From the listing below, pick out each line with the word "location".
* begin Provided data *
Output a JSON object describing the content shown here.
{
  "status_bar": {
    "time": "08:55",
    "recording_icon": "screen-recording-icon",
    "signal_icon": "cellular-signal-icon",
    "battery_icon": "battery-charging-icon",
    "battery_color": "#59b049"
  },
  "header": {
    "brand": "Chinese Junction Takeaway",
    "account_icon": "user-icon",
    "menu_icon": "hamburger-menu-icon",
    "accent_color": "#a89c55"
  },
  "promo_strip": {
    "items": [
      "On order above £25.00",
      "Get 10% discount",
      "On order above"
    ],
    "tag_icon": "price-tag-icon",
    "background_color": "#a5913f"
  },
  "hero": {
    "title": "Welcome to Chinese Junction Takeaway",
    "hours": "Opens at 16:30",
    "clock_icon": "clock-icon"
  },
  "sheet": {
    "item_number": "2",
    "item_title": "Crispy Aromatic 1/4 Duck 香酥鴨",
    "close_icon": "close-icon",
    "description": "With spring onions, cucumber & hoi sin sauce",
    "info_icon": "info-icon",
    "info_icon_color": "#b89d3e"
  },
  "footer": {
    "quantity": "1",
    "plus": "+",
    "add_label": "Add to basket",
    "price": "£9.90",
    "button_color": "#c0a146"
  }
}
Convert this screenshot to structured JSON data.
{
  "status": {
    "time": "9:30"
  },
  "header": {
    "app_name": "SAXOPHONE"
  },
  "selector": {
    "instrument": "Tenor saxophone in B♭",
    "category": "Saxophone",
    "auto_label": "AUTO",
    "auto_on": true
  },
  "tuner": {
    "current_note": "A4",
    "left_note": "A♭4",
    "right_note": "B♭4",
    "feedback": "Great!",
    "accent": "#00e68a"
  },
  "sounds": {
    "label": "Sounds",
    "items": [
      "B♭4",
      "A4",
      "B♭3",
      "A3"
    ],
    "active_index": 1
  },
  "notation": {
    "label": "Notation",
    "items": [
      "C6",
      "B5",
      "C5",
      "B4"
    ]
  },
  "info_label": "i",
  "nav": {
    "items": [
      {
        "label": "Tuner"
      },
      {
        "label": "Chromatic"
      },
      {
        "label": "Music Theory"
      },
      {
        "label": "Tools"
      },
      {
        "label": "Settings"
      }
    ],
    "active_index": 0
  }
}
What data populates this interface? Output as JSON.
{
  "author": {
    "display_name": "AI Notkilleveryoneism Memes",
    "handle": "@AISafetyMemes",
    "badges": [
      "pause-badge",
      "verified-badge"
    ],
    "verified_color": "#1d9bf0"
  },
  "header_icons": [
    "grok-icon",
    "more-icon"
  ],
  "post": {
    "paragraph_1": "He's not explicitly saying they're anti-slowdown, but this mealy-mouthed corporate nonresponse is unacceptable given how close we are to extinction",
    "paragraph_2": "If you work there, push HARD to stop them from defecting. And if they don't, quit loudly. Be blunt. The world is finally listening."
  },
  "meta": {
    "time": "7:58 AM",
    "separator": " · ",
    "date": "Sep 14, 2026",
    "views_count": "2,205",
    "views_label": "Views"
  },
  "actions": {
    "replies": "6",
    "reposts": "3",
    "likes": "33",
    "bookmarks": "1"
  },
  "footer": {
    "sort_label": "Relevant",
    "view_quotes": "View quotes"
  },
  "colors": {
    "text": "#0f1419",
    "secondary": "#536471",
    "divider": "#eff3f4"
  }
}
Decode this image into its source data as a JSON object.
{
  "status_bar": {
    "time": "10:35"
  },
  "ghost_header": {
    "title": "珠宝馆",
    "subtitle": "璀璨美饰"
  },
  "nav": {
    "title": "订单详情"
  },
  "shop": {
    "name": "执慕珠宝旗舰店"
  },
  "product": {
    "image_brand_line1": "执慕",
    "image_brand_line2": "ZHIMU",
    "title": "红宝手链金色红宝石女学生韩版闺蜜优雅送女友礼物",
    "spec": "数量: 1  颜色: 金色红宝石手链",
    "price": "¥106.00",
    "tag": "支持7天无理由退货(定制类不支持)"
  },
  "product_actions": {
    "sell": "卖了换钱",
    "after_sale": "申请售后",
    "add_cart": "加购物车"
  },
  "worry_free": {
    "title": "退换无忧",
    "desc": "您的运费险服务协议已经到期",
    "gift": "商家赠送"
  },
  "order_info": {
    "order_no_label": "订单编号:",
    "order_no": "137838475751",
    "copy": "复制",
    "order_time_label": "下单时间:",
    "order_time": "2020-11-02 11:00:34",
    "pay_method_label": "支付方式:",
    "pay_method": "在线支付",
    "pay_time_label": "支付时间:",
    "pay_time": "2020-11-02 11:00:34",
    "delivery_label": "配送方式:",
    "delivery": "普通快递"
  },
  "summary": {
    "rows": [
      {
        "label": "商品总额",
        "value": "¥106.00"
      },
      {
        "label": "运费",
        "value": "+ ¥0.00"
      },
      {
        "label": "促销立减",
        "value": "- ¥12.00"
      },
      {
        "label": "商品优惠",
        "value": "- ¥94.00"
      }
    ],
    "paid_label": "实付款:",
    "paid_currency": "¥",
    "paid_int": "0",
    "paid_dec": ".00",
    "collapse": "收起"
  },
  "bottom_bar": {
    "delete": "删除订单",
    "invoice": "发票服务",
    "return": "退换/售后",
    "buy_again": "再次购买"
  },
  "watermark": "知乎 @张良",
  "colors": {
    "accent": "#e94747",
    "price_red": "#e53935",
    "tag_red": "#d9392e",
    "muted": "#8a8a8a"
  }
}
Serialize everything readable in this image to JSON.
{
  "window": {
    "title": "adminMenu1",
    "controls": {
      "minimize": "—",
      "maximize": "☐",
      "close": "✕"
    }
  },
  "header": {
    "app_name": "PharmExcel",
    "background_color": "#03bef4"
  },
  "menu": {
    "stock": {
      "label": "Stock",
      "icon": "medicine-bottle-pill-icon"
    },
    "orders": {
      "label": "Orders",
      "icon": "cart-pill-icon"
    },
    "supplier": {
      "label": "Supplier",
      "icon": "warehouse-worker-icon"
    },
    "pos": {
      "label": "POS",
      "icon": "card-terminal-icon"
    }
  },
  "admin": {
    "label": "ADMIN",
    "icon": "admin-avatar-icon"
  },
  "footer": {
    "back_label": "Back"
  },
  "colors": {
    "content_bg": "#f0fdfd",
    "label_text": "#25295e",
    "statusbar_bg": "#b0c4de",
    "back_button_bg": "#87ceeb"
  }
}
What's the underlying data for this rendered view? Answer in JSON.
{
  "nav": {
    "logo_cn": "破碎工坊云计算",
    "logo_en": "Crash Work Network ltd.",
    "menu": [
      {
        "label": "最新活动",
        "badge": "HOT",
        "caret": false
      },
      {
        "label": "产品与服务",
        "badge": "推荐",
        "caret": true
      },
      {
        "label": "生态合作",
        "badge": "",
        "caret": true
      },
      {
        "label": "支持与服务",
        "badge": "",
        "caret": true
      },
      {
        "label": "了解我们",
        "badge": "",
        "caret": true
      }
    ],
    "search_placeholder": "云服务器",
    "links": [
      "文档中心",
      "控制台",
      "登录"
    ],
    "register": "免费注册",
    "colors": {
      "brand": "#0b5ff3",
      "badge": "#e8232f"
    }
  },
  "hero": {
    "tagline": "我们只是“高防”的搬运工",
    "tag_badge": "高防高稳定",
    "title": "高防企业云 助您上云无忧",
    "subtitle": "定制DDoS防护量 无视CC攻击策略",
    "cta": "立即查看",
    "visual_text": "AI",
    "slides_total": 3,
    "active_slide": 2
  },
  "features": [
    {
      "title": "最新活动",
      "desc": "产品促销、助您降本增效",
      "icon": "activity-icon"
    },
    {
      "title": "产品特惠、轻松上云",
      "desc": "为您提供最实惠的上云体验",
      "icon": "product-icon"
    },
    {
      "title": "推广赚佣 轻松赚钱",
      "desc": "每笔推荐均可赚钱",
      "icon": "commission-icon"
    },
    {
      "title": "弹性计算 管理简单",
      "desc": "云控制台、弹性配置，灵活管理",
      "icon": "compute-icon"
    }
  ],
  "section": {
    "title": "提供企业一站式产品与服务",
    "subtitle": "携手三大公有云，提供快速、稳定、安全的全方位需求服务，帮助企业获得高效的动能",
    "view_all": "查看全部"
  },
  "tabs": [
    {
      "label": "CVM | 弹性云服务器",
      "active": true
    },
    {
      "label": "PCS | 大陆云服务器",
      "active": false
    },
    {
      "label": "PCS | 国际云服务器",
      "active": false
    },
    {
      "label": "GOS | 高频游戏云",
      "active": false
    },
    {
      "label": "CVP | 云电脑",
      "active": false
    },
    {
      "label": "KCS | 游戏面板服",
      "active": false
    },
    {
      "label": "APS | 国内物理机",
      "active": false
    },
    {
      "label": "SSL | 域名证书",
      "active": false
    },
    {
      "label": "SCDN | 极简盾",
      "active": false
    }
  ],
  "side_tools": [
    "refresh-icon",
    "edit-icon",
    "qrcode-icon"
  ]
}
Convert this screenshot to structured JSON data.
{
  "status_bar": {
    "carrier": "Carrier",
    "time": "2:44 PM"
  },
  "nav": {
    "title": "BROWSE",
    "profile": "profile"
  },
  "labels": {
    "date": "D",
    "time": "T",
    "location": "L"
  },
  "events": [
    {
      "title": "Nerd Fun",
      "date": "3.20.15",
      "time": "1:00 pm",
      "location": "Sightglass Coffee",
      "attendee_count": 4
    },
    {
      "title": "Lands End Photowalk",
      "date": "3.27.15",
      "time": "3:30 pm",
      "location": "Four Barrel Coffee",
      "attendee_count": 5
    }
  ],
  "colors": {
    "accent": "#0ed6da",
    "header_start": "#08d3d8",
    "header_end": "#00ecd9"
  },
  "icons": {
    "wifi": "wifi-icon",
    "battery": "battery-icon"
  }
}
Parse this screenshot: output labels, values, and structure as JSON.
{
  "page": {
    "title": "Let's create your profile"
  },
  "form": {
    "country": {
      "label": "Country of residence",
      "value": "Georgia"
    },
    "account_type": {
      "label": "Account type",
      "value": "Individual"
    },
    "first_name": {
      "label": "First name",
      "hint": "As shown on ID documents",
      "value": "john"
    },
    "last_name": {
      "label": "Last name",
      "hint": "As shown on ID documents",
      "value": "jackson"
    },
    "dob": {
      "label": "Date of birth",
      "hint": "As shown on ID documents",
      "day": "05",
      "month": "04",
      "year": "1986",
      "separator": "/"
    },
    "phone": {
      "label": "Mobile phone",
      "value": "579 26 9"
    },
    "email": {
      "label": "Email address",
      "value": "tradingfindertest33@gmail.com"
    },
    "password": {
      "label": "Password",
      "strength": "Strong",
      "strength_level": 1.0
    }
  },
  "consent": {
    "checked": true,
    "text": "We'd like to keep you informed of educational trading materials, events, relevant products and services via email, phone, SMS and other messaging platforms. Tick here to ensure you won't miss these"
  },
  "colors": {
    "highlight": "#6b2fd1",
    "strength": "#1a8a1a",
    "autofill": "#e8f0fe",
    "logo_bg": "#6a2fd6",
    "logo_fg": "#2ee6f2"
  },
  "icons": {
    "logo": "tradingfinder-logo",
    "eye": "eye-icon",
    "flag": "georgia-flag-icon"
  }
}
* end Provided data *
> Right answer
    "location": "L"
      "location": "Sightglass Coffee",
      "location": "Four Barrel Coffee",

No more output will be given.